Dataset entries on figures:
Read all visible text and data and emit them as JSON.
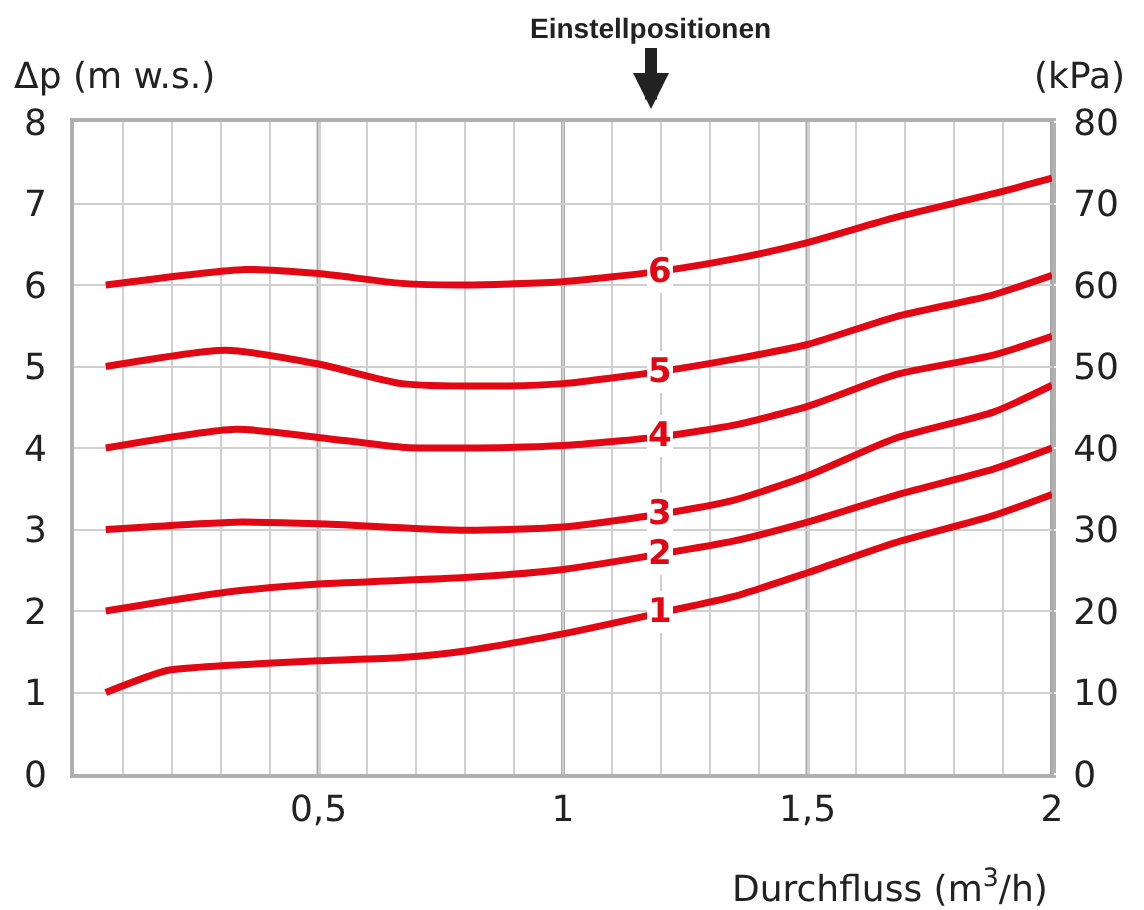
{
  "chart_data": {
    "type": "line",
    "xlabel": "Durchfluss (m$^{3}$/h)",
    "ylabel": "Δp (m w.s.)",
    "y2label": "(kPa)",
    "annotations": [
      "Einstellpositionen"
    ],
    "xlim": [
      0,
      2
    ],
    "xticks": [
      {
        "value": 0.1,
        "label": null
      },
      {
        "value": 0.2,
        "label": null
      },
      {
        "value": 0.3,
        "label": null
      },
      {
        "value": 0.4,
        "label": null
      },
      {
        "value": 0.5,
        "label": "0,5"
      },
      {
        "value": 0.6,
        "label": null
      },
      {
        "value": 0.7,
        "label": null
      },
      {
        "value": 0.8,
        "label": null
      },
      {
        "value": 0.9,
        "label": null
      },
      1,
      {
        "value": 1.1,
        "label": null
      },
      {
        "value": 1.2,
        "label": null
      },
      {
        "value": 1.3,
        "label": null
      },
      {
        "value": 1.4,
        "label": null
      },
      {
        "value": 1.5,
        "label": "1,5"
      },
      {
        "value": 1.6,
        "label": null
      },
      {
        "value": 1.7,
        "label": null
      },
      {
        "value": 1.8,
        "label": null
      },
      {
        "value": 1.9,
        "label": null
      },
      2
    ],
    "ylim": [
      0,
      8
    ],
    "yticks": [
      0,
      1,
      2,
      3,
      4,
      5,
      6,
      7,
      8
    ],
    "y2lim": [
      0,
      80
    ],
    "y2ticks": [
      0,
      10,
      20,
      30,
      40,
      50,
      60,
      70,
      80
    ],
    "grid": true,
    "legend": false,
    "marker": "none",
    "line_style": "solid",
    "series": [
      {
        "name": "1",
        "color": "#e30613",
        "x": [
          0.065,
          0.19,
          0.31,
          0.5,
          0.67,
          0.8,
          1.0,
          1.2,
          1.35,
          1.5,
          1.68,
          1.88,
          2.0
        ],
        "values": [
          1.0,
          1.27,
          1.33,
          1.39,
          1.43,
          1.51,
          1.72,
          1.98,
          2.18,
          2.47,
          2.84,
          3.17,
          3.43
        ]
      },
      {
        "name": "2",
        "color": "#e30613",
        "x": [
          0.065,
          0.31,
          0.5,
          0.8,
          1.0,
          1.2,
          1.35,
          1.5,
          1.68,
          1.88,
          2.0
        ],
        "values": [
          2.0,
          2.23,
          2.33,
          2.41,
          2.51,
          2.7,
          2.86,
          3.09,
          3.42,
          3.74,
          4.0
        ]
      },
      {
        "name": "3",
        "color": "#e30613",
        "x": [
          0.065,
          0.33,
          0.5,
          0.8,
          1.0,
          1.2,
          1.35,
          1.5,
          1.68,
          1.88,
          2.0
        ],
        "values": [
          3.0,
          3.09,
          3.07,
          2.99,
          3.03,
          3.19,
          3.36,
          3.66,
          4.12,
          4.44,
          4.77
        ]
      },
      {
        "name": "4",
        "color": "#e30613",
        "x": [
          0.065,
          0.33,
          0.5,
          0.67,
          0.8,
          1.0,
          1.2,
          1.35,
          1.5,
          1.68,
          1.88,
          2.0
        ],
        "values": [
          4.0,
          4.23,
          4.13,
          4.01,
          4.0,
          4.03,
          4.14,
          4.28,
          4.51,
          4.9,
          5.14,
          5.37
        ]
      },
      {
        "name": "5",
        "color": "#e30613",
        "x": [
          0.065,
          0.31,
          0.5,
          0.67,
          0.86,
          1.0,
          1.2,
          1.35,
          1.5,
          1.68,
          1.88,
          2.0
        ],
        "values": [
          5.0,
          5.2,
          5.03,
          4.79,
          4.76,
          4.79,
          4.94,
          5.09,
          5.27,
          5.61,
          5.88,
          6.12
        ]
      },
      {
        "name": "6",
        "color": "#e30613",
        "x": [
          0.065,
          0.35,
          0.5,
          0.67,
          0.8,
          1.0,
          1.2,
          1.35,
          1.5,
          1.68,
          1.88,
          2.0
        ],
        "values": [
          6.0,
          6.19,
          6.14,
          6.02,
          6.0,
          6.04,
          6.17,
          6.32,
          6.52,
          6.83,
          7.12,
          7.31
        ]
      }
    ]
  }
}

...

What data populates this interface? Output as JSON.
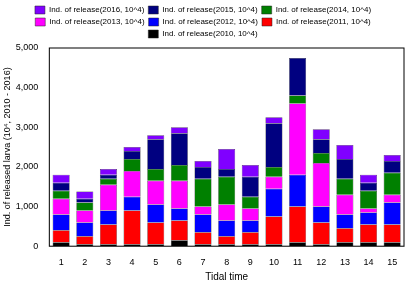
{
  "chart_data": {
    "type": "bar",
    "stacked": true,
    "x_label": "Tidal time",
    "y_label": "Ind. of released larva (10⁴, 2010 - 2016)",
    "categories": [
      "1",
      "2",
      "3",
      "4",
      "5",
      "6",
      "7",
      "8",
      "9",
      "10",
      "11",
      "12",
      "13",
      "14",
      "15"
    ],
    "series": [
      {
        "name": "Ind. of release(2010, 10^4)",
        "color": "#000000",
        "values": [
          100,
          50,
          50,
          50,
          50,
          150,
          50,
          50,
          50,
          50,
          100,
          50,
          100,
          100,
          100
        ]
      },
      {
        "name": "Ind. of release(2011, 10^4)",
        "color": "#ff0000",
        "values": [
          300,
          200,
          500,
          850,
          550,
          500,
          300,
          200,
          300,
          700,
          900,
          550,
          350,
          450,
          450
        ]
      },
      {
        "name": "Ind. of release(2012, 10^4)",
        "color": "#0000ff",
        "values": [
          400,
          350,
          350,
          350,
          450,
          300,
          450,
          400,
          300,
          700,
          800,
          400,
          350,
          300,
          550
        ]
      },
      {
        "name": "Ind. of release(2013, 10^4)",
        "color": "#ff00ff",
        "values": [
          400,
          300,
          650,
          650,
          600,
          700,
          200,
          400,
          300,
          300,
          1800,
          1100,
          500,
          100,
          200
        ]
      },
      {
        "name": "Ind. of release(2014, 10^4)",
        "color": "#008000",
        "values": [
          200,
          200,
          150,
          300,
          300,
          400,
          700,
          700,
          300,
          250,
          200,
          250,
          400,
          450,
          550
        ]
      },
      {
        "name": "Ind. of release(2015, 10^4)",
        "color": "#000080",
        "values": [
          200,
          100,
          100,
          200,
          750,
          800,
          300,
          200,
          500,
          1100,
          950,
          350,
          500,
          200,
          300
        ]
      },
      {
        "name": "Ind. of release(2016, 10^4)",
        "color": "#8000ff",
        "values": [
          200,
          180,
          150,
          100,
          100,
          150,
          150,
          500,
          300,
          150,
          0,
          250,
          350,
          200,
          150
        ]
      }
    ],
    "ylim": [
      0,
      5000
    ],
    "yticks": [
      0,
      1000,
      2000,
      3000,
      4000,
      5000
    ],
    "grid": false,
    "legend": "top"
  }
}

Exercise:
Copy every line of the listing containing the string "JSON".

Complete answer:
Read all visible text and data and emit them as JSON.
What data populates this interface? Output as JSON.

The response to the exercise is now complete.